#### [GIVEN INSTRUCTION]
Tally the lines with the word "data" and report the number alone.

═══ RECORDS FOR PROCESSING

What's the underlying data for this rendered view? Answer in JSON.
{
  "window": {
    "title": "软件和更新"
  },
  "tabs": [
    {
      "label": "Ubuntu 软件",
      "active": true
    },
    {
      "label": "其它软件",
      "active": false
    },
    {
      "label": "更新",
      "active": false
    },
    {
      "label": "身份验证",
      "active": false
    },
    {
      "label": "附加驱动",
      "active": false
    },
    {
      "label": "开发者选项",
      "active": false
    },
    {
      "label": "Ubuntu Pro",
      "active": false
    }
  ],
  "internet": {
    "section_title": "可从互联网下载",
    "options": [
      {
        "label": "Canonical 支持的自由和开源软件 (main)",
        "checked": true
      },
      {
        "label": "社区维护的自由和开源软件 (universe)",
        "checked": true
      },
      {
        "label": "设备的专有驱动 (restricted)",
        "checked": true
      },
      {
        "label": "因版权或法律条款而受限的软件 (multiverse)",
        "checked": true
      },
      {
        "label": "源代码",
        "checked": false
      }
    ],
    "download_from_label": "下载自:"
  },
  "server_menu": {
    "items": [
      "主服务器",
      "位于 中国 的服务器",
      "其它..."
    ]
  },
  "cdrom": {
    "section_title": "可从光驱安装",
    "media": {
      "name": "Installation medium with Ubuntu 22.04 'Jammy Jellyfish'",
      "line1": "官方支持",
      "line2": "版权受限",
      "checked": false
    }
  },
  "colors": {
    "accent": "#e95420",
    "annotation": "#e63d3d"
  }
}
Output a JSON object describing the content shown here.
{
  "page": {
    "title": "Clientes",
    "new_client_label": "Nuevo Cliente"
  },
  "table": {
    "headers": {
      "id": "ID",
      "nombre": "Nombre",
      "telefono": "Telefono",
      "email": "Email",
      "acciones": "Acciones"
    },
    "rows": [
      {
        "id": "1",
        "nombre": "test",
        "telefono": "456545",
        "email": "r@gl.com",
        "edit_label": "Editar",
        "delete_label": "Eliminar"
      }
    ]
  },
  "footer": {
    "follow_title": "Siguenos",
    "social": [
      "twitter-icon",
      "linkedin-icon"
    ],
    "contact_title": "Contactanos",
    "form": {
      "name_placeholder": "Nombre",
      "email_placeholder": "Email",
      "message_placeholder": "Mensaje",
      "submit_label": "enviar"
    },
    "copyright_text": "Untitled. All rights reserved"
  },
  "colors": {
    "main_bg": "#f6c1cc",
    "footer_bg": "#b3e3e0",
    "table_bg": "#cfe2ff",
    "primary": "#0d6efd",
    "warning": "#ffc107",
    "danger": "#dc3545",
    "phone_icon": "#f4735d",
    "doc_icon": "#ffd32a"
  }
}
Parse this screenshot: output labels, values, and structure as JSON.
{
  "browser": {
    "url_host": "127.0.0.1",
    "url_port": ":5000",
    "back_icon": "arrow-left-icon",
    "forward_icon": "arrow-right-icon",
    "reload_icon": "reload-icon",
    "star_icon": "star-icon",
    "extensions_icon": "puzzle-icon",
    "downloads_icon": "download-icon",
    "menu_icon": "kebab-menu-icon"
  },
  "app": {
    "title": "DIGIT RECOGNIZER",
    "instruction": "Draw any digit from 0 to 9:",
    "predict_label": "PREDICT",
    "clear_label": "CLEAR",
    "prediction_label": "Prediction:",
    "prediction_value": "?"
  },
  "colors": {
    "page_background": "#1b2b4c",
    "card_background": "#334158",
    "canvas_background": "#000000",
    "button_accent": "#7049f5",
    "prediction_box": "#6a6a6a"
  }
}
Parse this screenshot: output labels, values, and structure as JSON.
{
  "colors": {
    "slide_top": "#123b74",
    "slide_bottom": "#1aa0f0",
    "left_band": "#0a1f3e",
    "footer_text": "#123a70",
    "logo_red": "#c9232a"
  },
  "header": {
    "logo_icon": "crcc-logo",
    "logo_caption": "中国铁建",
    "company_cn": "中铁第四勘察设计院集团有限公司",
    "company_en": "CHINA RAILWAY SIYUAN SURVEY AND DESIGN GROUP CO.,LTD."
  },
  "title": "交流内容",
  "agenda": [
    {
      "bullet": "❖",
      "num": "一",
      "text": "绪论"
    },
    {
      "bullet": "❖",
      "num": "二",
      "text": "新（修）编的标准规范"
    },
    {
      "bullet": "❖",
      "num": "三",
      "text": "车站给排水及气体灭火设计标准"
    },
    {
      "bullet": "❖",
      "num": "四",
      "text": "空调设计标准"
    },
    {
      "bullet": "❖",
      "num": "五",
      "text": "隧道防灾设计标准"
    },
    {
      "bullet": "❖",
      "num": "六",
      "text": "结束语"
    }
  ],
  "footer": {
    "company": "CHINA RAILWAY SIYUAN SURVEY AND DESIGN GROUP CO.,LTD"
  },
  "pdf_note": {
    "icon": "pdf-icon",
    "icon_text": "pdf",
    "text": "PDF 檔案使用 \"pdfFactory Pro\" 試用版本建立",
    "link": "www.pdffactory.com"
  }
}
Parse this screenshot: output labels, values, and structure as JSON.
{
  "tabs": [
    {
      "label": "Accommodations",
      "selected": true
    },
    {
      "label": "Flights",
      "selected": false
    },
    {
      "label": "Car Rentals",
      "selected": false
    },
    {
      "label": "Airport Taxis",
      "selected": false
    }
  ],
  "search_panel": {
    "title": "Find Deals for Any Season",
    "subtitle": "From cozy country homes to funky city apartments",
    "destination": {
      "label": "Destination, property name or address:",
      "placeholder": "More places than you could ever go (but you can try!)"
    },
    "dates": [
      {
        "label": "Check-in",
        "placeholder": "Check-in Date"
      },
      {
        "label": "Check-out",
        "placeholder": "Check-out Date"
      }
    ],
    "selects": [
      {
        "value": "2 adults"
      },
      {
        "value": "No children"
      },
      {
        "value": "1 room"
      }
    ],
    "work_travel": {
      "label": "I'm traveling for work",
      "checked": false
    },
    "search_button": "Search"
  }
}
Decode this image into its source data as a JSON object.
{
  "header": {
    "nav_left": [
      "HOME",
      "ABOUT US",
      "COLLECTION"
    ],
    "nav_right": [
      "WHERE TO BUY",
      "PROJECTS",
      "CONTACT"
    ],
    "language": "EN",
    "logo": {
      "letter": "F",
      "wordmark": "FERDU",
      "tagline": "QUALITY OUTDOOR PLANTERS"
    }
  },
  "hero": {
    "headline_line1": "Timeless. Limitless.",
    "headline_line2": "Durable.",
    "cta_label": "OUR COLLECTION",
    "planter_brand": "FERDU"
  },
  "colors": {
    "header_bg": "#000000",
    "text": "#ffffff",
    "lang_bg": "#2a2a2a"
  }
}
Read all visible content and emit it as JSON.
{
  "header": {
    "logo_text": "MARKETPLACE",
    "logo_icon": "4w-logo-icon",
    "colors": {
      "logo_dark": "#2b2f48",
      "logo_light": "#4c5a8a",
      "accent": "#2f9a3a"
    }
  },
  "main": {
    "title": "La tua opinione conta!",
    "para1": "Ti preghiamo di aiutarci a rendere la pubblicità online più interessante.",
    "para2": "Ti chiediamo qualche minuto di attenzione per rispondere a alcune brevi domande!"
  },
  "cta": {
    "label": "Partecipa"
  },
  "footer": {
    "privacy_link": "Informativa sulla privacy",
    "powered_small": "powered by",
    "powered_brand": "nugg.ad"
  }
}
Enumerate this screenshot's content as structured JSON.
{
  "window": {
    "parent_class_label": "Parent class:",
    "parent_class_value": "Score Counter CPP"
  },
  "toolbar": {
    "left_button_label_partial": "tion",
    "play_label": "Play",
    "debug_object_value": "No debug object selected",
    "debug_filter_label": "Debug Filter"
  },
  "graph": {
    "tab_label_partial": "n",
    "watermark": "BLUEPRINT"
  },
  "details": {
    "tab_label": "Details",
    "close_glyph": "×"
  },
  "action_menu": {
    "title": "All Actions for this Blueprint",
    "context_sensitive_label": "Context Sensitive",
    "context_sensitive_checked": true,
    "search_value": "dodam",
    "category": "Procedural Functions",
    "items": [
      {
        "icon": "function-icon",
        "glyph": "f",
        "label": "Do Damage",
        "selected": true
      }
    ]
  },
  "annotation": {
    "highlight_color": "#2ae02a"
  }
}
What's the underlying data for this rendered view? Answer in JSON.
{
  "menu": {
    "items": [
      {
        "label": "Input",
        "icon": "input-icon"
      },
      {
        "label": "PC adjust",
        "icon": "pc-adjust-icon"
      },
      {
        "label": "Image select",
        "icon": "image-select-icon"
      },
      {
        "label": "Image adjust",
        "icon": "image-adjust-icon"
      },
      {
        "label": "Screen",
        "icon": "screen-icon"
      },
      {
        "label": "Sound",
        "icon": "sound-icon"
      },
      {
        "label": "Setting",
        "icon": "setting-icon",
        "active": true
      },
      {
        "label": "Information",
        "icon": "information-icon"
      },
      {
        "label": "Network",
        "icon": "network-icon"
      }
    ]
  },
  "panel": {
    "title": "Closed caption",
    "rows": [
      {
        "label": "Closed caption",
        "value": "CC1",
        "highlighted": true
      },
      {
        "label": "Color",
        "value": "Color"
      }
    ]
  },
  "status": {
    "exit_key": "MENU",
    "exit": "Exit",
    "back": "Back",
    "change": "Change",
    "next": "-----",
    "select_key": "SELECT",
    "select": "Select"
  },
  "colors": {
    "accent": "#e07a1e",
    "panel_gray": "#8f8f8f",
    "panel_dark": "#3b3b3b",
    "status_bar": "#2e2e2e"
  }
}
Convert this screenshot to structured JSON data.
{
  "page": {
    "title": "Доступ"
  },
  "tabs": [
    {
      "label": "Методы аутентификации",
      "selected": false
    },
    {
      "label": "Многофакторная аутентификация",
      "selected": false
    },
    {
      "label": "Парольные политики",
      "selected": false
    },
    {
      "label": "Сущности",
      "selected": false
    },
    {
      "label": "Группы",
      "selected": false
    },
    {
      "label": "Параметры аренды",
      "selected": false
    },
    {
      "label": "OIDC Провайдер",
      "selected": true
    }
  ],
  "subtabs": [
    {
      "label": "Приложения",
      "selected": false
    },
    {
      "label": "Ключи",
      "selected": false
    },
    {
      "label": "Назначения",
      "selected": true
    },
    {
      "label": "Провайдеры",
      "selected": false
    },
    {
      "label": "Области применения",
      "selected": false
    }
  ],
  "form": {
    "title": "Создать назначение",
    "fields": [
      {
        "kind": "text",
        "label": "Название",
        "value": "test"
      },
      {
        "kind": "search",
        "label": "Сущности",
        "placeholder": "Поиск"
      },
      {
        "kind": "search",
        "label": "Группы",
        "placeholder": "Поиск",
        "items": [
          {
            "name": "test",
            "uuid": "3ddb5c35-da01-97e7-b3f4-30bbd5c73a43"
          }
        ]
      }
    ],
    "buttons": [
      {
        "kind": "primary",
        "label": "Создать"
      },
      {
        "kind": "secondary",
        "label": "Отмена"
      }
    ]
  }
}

══════

#### [WRITTEN SOLUTION]
4